═══ Data excerpts

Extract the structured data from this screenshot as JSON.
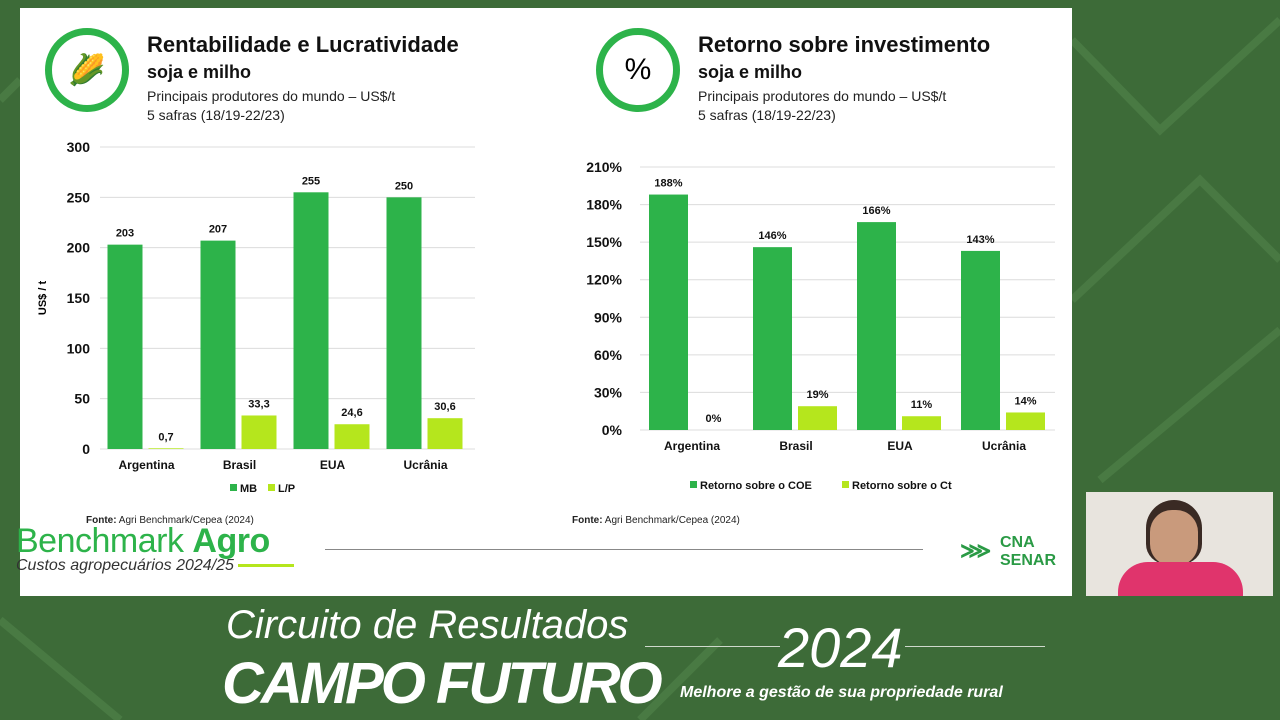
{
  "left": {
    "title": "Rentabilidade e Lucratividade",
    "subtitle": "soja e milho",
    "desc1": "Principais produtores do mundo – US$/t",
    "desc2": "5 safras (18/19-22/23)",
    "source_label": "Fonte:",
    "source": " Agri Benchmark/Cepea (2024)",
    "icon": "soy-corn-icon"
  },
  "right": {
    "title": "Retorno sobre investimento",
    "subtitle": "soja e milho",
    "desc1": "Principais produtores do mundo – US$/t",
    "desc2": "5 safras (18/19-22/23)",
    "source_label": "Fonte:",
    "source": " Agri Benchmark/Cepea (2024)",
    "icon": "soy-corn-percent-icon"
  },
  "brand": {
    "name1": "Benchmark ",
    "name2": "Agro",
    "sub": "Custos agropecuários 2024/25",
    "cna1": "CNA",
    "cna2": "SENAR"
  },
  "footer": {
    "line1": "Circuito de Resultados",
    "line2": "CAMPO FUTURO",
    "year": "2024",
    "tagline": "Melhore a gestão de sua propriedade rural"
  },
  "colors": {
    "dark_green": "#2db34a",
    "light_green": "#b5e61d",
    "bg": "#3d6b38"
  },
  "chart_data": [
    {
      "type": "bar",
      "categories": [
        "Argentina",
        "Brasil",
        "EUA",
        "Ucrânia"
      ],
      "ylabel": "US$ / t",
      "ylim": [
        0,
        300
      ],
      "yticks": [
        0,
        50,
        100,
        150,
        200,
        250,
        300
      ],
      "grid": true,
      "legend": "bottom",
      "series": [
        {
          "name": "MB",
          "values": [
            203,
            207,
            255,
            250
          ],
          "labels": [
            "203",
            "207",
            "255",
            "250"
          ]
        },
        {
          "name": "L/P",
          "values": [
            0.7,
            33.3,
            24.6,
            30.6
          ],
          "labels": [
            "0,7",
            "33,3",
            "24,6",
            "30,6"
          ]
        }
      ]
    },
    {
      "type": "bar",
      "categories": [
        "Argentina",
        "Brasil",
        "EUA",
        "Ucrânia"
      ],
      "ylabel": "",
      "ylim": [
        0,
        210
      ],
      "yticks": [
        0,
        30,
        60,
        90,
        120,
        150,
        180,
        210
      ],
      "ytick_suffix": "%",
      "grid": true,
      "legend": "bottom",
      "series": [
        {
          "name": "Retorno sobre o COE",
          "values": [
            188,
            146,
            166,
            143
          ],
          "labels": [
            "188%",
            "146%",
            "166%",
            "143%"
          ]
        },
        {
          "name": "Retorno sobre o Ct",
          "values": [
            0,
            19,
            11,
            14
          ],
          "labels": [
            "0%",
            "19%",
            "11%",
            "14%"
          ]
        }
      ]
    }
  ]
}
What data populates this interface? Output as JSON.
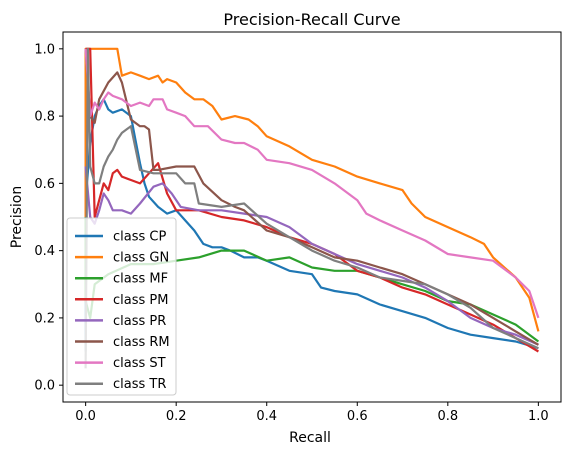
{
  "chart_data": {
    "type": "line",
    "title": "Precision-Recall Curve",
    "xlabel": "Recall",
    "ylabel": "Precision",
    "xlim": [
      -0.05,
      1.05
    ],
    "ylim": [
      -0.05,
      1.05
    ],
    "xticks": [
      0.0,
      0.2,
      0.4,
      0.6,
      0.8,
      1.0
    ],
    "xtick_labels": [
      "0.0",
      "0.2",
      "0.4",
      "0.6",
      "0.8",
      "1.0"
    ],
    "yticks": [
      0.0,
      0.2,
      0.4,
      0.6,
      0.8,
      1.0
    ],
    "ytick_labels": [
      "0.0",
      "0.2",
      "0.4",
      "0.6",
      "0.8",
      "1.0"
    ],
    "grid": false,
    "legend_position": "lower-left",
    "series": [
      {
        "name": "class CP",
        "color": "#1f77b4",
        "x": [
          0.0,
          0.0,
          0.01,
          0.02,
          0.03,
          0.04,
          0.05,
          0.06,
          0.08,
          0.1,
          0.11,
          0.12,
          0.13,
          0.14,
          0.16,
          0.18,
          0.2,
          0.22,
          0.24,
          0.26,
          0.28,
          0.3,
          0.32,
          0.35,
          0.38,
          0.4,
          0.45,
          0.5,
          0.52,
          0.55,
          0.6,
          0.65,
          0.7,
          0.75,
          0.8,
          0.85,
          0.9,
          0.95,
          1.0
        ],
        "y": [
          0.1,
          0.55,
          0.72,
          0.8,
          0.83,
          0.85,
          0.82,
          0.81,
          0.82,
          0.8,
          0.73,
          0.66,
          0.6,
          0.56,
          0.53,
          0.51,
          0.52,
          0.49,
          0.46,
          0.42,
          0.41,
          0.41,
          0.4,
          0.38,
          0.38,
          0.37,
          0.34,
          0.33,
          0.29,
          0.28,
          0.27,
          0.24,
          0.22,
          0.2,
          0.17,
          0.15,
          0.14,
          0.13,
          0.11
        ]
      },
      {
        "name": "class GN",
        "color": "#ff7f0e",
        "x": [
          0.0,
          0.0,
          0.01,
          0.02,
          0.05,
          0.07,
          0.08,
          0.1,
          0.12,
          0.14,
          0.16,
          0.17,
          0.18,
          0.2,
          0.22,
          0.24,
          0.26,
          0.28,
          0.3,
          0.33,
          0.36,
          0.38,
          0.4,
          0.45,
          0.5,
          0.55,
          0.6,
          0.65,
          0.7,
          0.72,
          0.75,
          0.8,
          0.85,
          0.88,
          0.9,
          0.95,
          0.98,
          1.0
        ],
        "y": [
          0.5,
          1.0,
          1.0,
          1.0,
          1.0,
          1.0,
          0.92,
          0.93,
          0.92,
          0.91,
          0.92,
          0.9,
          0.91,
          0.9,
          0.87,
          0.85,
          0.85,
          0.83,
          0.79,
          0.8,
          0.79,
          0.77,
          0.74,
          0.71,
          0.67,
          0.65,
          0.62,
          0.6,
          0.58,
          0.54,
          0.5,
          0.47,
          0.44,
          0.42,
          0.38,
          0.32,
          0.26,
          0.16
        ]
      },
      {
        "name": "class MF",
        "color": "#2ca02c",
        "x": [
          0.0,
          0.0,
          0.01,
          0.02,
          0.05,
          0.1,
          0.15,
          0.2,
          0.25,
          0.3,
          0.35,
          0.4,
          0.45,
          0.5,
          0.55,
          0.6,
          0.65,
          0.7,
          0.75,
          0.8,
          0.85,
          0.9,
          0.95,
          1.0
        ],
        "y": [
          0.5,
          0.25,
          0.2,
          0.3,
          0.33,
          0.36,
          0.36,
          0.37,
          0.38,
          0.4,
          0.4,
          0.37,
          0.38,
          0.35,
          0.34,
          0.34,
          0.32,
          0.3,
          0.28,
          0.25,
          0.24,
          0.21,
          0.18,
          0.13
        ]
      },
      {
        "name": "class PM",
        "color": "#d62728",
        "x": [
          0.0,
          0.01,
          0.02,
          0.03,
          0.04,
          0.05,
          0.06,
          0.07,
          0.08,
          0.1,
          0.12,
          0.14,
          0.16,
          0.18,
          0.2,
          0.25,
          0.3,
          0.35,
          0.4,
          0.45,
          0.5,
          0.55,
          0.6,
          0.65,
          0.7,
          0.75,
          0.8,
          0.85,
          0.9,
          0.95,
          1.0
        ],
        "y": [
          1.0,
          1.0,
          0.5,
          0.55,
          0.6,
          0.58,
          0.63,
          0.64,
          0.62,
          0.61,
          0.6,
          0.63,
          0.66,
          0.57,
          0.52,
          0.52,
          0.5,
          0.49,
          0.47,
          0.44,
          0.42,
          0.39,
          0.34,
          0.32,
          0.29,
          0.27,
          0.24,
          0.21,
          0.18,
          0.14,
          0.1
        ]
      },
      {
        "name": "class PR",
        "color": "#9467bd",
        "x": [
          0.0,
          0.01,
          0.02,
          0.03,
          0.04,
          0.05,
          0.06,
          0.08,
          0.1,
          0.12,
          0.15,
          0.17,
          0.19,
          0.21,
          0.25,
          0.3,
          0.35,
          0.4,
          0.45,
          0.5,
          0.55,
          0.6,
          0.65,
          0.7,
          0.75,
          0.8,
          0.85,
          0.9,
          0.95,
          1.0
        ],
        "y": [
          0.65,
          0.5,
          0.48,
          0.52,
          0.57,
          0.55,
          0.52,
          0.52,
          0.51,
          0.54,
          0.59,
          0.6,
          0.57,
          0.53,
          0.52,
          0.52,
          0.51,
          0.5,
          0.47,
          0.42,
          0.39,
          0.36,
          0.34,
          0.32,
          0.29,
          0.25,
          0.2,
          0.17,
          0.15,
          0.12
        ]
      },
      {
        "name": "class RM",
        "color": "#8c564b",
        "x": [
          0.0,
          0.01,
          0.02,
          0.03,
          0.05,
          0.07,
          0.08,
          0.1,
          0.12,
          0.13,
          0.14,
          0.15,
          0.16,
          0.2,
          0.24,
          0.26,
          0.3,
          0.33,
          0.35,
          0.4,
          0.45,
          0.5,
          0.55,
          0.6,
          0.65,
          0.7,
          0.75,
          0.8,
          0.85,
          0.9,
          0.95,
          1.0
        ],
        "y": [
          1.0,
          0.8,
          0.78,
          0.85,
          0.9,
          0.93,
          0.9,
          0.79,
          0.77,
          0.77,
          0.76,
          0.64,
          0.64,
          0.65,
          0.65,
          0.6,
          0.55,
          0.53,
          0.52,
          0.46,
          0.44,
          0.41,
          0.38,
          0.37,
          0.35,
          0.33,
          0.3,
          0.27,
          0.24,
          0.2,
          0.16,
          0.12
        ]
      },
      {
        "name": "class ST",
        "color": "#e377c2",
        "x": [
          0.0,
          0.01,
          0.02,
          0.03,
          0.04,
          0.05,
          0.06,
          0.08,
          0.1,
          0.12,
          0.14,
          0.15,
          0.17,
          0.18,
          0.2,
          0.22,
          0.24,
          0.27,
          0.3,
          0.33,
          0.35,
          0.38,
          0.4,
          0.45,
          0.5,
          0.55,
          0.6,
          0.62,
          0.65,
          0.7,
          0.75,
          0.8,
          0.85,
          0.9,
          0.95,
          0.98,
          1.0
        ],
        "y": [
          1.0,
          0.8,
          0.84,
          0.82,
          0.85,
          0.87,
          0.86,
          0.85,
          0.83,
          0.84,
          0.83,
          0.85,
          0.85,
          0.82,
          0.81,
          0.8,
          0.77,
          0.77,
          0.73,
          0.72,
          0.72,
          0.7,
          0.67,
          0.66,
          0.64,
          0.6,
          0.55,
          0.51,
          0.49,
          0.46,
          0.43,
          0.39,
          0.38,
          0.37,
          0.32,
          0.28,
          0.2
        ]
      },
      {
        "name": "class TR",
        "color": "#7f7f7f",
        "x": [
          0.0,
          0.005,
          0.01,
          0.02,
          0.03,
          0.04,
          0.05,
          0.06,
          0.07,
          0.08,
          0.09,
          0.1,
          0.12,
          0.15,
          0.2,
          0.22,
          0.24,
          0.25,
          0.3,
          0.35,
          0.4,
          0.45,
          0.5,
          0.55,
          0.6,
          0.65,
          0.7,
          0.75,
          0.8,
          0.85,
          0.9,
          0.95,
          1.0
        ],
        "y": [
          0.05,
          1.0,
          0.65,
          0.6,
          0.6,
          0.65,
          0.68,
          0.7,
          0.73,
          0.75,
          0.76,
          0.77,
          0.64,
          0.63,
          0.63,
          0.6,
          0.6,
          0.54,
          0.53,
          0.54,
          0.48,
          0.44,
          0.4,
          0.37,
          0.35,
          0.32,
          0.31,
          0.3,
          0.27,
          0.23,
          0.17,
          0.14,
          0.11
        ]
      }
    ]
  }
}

══════

→ **Given request**:
Extract lines where the string "class" occurs.

→ **Result**:
        "name": "class CP",
        "name": "class GN",
        "name": "class MF",
        "name": "class PM",
        "name": "class PR",
        "name": "class RM",
        "name": "class ST",
        "name": "class TR",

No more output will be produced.